[Figure record listings]
⟨

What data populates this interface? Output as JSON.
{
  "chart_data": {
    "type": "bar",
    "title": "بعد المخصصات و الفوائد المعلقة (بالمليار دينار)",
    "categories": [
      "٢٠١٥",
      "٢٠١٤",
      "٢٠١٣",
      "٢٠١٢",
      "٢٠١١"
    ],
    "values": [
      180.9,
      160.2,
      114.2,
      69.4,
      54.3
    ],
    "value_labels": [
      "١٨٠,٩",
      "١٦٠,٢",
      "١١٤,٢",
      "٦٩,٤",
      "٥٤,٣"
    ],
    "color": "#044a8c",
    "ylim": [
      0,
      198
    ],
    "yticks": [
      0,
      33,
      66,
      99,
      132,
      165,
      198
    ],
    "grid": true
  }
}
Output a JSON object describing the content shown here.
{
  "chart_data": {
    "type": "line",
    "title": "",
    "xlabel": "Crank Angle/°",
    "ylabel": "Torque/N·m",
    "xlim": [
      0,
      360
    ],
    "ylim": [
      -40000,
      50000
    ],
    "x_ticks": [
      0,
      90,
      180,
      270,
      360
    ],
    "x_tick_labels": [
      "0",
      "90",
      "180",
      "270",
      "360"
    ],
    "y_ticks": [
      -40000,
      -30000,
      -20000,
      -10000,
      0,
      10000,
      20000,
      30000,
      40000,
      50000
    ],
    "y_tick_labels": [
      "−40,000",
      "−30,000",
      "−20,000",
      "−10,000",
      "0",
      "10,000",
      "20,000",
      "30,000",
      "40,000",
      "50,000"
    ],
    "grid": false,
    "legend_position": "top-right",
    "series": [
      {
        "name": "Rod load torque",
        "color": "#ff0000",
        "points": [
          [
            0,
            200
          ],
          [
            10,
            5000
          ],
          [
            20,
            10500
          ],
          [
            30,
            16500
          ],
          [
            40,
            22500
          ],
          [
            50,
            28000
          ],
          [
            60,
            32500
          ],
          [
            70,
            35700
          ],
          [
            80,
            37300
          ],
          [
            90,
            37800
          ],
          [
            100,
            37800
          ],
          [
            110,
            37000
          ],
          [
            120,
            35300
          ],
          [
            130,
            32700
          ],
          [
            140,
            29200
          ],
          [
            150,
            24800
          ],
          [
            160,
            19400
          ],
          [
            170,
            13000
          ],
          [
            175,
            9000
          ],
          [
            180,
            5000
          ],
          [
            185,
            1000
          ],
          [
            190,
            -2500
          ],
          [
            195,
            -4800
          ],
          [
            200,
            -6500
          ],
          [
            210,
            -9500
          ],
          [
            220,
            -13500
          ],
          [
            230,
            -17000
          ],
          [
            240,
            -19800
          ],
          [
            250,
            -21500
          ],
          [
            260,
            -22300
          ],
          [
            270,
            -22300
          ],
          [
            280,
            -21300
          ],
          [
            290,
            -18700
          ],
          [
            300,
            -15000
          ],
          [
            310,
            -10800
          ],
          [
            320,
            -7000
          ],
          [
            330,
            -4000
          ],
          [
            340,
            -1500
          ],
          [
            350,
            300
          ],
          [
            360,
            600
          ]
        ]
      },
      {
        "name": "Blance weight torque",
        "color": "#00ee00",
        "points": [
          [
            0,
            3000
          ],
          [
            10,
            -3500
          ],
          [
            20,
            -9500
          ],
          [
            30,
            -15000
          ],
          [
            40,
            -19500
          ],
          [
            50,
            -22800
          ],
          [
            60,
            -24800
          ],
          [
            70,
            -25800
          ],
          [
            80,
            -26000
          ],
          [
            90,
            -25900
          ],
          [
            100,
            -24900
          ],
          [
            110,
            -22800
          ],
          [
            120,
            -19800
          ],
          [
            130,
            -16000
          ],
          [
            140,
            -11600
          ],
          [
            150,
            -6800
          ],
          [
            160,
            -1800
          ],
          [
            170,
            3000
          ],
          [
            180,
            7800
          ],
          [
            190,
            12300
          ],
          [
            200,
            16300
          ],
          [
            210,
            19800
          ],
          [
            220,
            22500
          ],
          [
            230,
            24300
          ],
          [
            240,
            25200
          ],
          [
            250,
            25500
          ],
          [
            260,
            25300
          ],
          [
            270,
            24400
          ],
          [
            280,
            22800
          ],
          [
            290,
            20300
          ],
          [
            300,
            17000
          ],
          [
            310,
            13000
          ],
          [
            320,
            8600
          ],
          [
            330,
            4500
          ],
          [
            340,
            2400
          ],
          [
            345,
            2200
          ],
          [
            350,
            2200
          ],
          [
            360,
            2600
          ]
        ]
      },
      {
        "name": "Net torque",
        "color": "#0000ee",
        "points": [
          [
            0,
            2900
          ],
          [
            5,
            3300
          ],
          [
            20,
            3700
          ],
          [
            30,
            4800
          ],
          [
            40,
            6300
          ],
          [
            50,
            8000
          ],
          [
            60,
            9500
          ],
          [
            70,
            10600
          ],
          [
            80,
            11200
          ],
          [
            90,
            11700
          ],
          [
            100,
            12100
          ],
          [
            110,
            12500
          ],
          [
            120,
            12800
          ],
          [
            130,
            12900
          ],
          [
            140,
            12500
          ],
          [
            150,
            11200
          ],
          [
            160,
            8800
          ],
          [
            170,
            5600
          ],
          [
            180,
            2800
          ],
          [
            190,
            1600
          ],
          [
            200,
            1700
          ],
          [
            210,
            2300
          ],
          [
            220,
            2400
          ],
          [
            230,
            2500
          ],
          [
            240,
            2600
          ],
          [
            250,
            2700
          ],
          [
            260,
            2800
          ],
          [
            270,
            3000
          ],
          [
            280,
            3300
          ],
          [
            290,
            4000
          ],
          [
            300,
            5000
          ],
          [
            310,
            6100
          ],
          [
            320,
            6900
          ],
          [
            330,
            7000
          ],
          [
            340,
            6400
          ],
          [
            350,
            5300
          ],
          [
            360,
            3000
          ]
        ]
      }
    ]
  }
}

⟩

• _Directive_: Copy the data above in full, character for character.

• _The completed task_:
What data populates this interface? Output as JSON.
{
  "chart_data": {
    "type": "bar",
    "title": "بعد المخصصات و الفوائد المعلقة (بالمليار دينار)",
    "categories": [
      "٢٠١٥",
      "٢٠١٤",
      "٢٠١٣",
      "٢٠١٢",
      "٢٠١١"
    ],
    "values": [
      180.9,
      160.2,
      114.2,
      69.4,
      54.3
    ],
    "value_labels": [
      "١٨٠,٩",
      "١٦٠,٢",
      "١١٤,٢",
      "٦٩,٤",
      "٥٤,٣"
    ],
    "color": "#044a8c",
    "ylim": [
      0,
      198
    ],
    "yticks": [
      0,
      33,
      66,
      99,
      132,
      165,
      198
    ],
    "grid": true
  }
}
Output a JSON object describing the content shown here.
{
  "chart_data": {
    "type": "line",
    "title": "",
    "xlabel": "Crank Angle/°",
    "ylabel": "Torque/N·m",
    "xlim": [
      0,
      360
    ],
    "ylim": [
      -40000,
      50000
    ],
    "x_ticks": [
      0,
      90,
      180,
      270,
      360
    ],
    "x_tick_labels": [
      "0",
      "90",
      "180",
      "270",
      "360"
    ],
    "y_ticks": [
      -40000,
      -30000,
      -20000,
      -10000,
      0,
      10000,
      20000,
      30000,
      40000,
      50000
    ],
    "y_tick_labels": [
      "−40,000",
      "−30,000",
      "−20,000",
      "−10,000",
      "0",
      "10,000",
      "20,000",
      "30,000",
      "40,000",
      "50,000"
    ],
    "grid": false,
    "legend_position": "top-right",
    "series": [
      {
        "name": "Rod load torque",
        "color": "#ff0000",
        "points": [
          [
            0,
            200
          ],
          [
            10,
            5000
          ],
          [
            20,
            10500
          ],
          [
            30,
            16500
          ],
          [
            40,
            22500
          ],
          [
            50,
            28000
          ],
          [
            60,
            32500
          ],
          [
            70,
            35700
          ],
          [
            80,
            37300
          ],
          [
            90,
            37800
          ],
          [
            100,
            37800
          ],
          [
            110,
            37000
          ],
          [
            120,
            35300
          ],
          [
            130,
            32700
          ],
          [
            140,
            29200
          ],
          [
            150,
            24800
          ],
          [
            160,
            19400
          ],
          [
            170,
            13000
          ],
          [
            175,
            9000
          ],
          [
            180,
            5000
          ],
          [
            185,
            1000
          ],
          [
            190,
            -2500
          ],
          [
            195,
            -4800
          ],
          [
            200,
            -6500
          ],
          [
            210,
            -9500
          ],
          [
            220,
            -13500
          ],
          [
            230,
            -17000
          ],
          [
            240,
            -19800
          ],
          [
            250,
            -21500
          ],
          [
            260,
            -22300
          ],
          [
            270,
            -22300
          ],
          [
            280,
            -21300
          ],
          [
            290,
            -18700
          ],
          [
            300,
            -15000
          ],
          [
            310,
            -10800
          ],
          [
            320,
            -7000
          ],
          [
            330,
            -4000
          ],
          [
            340,
            -1500
          ],
          [
            350,
            300
          ],
          [
            360,
            600
          ]
        ]
      },
      {
        "name": "Blance weight torque",
        "color": "#00ee00",
        "points": [
          [
            0,
            3000
          ],
          [
            10,
            -3500
          ],
          [
            20,
            -9500
          ],
          [
            30,
            -15000
          ],
          [
            40,
            -19500
          ],
          [
            50,
            -22800
          ],
          [
            60,
            -24800
          ],
          [
            70,
            -25800
          ],
          [
            80,
            -26000
          ],
          [
            90,
            -25900
          ],
          [
            100,
            -24900
          ],
          [
            110,
            -22800
          ],
          [
            120,
            -19800
          ],
          [
            130,
            -16000
          ],
          [
            140,
            -11600
          ],
          [
            150,
            -6800
          ],
          [
            160,
            -1800
          ],
          [
            170,
            3000
          ],
          [
            180,
            7800
          ],
          [
            190,
            12300
          ],
          [
            200,
            16300
          ],
          [
            210,
            19800
          ],
          [
            220,
            22500
          ],
          [
            230,
            24300
          ],
          [
            240,
            25200
          ],
          [
            250,
            25500
          ],
          [
            260,
            25300
          ],
          [
            270,
            24400
          ],
          [
            280,
            22800
          ],
          [
            290,
            20300
          ],
          [
            300,
            17000
          ],
          [
            310,
            13000
          ],
          [
            320,
            8600
          ],
          [
            330,
            4500
          ],
          [
            340,
            2400
          ],
          [
            345,
            2200
          ],
          [
            350,
            2200
          ],
          [
            360,
            2600
          ]
        ]
      },
      {
        "name": "Net torque",
        "color": "#0000ee",
        "points": [
          [
            0,
            2900
          ],
          [
            5,
            3300
          ],
          [
            20,
            3700
          ],
          [
            30,
            4800
          ],
          [
            40,
            6300
          ],
          [
            50,
            8000
          ],
          [
            60,
            9500
          ],
          [
            70,
            10600
          ],
          [
            80,
            11200
          ],
          [
            90,
            11700
          ],
          [
            100,
            12100
          ],
          [
            110,
            12500
          ],
          [
            120,
            12800
          ],
          [
            130,
            12900
          ],
          [
            140,
            12500
          ],
          [
            150,
            11200
          ],
          [
            160,
            8800
          ],
          [
            170,
            5600
          ],
          [
            180,
            2800
          ],
          [
            190,
            1600
          ],
          [
            200,
            1700
          ],
          [
            210,
            2300
          ],
          [
            220,
            2400
          ],
          [
            230,
            2500
          ],
          [
            240,
            2600
          ],
          [
            250,
            2700
          ],
          [
            260,
            2800
          ],
          [
            270,
            3000
          ],
          [
            280,
            3300
          ],
          [
            290,
            4000
          ],
          [
            300,
            5000
          ],
          [
            310,
            6100
          ],
          [
            320,
            6900
          ],
          [
            330,
            7000
          ],
          [
            340,
            6400
          ],
          [
            350,
            5300
          ],
          [
            360,
            3000
          ]
        ]
      }
    ]
  }
}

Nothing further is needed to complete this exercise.